**Items from a figure collection**
>>>>

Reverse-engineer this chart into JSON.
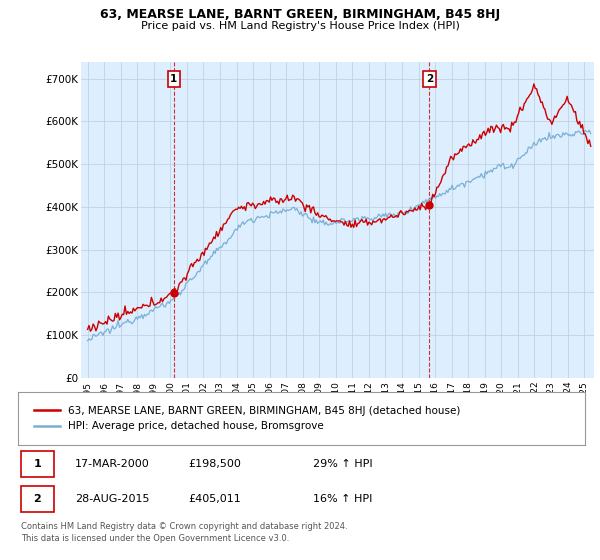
{
  "title": "63, MEARSE LANE, BARNT GREEN, BIRMINGHAM, B45 8HJ",
  "subtitle": "Price paid vs. HM Land Registry's House Price Index (HPI)",
  "ylabel_values": [
    "£0",
    "£100K",
    "£200K",
    "£300K",
    "£400K",
    "£500K",
    "£600K",
    "£700K"
  ],
  "ylim": [
    0,
    740000
  ],
  "xlim_start": 1994.6,
  "xlim_end": 2025.6,
  "red_color": "#cc0000",
  "blue_color": "#7ab0d4",
  "bg_plot_color": "#ddeeff",
  "marker1_x": 2000.21,
  "marker1_y": 198500,
  "marker2_x": 2015.65,
  "marker2_y": 405011,
  "legend_line1": "63, MEARSE LANE, BARNT GREEN, BIRMINGHAM, B45 8HJ (detached house)",
  "legend_line2": "HPI: Average price, detached house, Bromsgrove",
  "table_row1": [
    "1",
    "17-MAR-2000",
    "£198,500",
    "29% ↑ HPI"
  ],
  "table_row2": [
    "2",
    "28-AUG-2015",
    "£405,011",
    "16% ↑ HPI"
  ],
  "footnote": "Contains HM Land Registry data © Crown copyright and database right 2024.\nThis data is licensed under the Open Government Licence v3.0.",
  "background_color": "#ffffff",
  "grid_color": "#bbccdd"
}
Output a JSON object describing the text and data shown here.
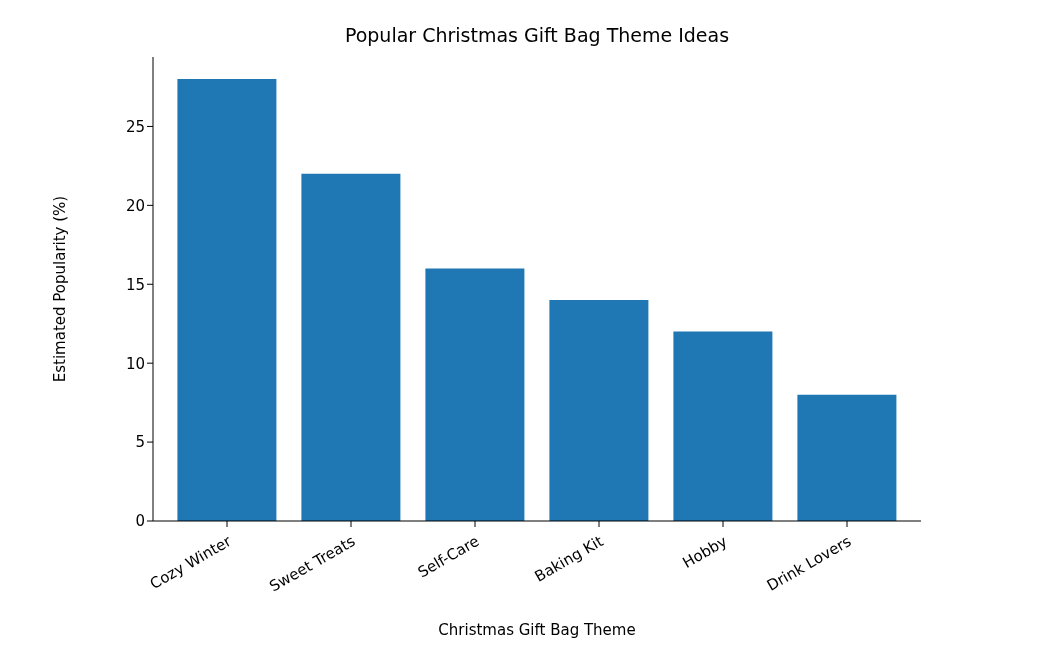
{
  "chart_data": {
    "type": "bar",
    "title": "Popular Christmas Gift Bag Theme Ideas",
    "xlabel": "Christmas Gift Bag Theme",
    "ylabel": "Estimated Popularity (%)",
    "categories": [
      "Cozy Winter",
      "Sweet Treats",
      "Self-Care",
      "Baking Kit",
      "Hobby",
      "Drink Lovers"
    ],
    "values": [
      28,
      22,
      16,
      14,
      12,
      8
    ],
    "color": "#1f77b4",
    "ylim": [
      0,
      29.4
    ],
    "yticks": [
      0,
      5,
      10,
      15,
      20,
      25
    ],
    "grid": false,
    "legend": false
  }
}
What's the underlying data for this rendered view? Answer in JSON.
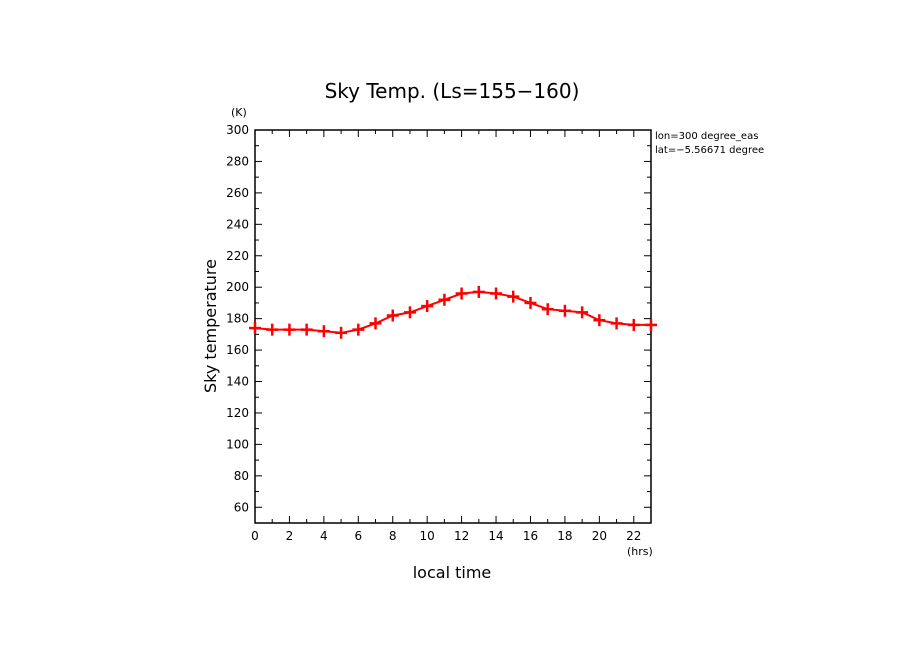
{
  "chart_data": {
    "type": "line",
    "title": "Sky Temp. (Ls=155−160)",
    "xlabel": "local time",
    "ylabel": "Sky temperature",
    "x_unit": "(hrs)",
    "y_unit": "(K)",
    "xlim": [
      0,
      23
    ],
    "ylim": [
      50,
      300
    ],
    "x_ticks": [
      0,
      2,
      4,
      6,
      8,
      10,
      12,
      14,
      16,
      18,
      20,
      22
    ],
    "y_ticks": [
      60,
      80,
      100,
      120,
      140,
      160,
      180,
      200,
      220,
      240,
      260,
      280,
      300
    ],
    "annotations": [
      "lon=300 degree_eas",
      "lat=−5.56671 degree"
    ],
    "grid": false,
    "series": [
      {
        "color": "#ff0000",
        "marker": "plus",
        "x": [
          0,
          1,
          2,
          3,
          4,
          5,
          6,
          7,
          8,
          9,
          10,
          11,
          12,
          13,
          14,
          15,
          16,
          17,
          18,
          19,
          20,
          21,
          22,
          23
        ],
        "y": [
          174,
          173,
          173,
          173,
          172,
          171,
          173,
          177,
          182,
          184,
          188,
          192,
          196,
          197,
          196,
          194,
          190,
          186,
          185,
          184,
          179,
          177,
          176,
          176
        ]
      }
    ]
  }
}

<<<<

**Task details**
Print the records word for word and exclude any picture they hold.

**Written answer**
Reverse-engineer this chart into JSON.
{
  "title": "63, MEARSE LANE, BARNT GREEN, BIRMINGHAM, B45 8HJ",
  "subtitle": "Price paid vs. HM Land Registry's House Price Index (HPI)",
  "ylabel_values": [
    "£0",
    "£100K",
    "£200K",
    "£300K",
    "£400K",
    "£500K",
    "£600K",
    "£700K"
  ],
  "ylim": [
    0,
    740000
  ],
  "xlim_start": 1994.6,
  "xlim_end": 2025.6,
  "red_color": "#cc0000",
  "blue_color": "#7ab0d4",
  "bg_plot_color": "#ddeeff",
  "marker1_x": 2000.21,
  "marker1_y": 198500,
  "marker2_x": 2015.65,
  "marker2_y": 405011,
  "legend_line1": "63, MEARSE LANE, BARNT GREEN, BIRMINGHAM, B45 8HJ (detached house)",
  "legend_line2": "HPI: Average price, detached house, Bromsgrove",
  "table_row1": [
    "1",
    "17-MAR-2000",
    "£198,500",
    "29% ↑ HPI"
  ],
  "table_row2": [
    "2",
    "28-AUG-2015",
    "£405,011",
    "16% ↑ HPI"
  ],
  "footnote": "Contains HM Land Registry data © Crown copyright and database right 2024.\nThis data is licensed under the Open Government Licence v3.0.",
  "background_color": "#ffffff",
  "grid_color": "#bbccdd"
}
Output a JSON object describing the text and data shown here.
{
  "chart_data": {
    "type": "bar",
    "title": "Popular Christmas Gift Bag Theme Ideas",
    "xlabel": "Christmas Gift Bag Theme",
    "ylabel": "Estimated Popularity (%)",
    "categories": [
      "Cozy Winter",
      "Sweet Treats",
      "Self-Care",
      "Baking Kit",
      "Hobby",
      "Drink Lovers"
    ],
    "values": [
      28,
      22,
      16,
      14,
      12,
      8
    ],
    "color": "#1f77b4",
    "ylim": [
      0,
      29.4
    ],
    "yticks": [
      0,
      5,
      10,
      15,
      20,
      25
    ],
    "grid": false,
    "legend": false
  }
}
What's the underlying data for this rendered view? Answer in JSON.
{
  "chart_data": {
    "type": "line",
    "title": "Sky Temp. (Ls=155−160)",
    "xlabel": "local time",
    "ylabel": "Sky temperature",
    "x_unit": "(hrs)",
    "y_unit": "(K)",
    "xlim": [
      0,
      23
    ],
    "ylim": [
      50,
      300
    ],
    "x_ticks": [
      0,
      2,
      4,
      6,
      8,
      10,
      12,
      14,
      16,
      18,
      20,
      22
    ],
    "y_ticks": [
      60,
      80,
      100,
      120,
      140,
      160,
      180,
      200,
      220,
      240,
      260,
      280,
      300
    ],
    "annotations": [
      "lon=300 degree_eas",
      "lat=−5.56671 degree"
    ],
    "grid": false,
    "series": [
      {
        "color": "#ff0000",
        "marker": "plus",
        "x": [
          0,
          1,
          2,
          3,
          4,
          5,
          6,
          7,
          8,
          9,
          10,
          11,
          12,
          13,
          14,
          15,
          16,
          17,
          18,
          19,
          20,
          21,
          22,
          23
        ],
        "y": [
          174,
          173,
          173,
          173,
          172,
          171,
          173,
          177,
          182,
          184,
          188,
          192,
          196,
          197,
          196,
          194,
          190,
          186,
          185,
          184,
          179,
          177,
          176,
          176
        ]
      }
    ]
  }
}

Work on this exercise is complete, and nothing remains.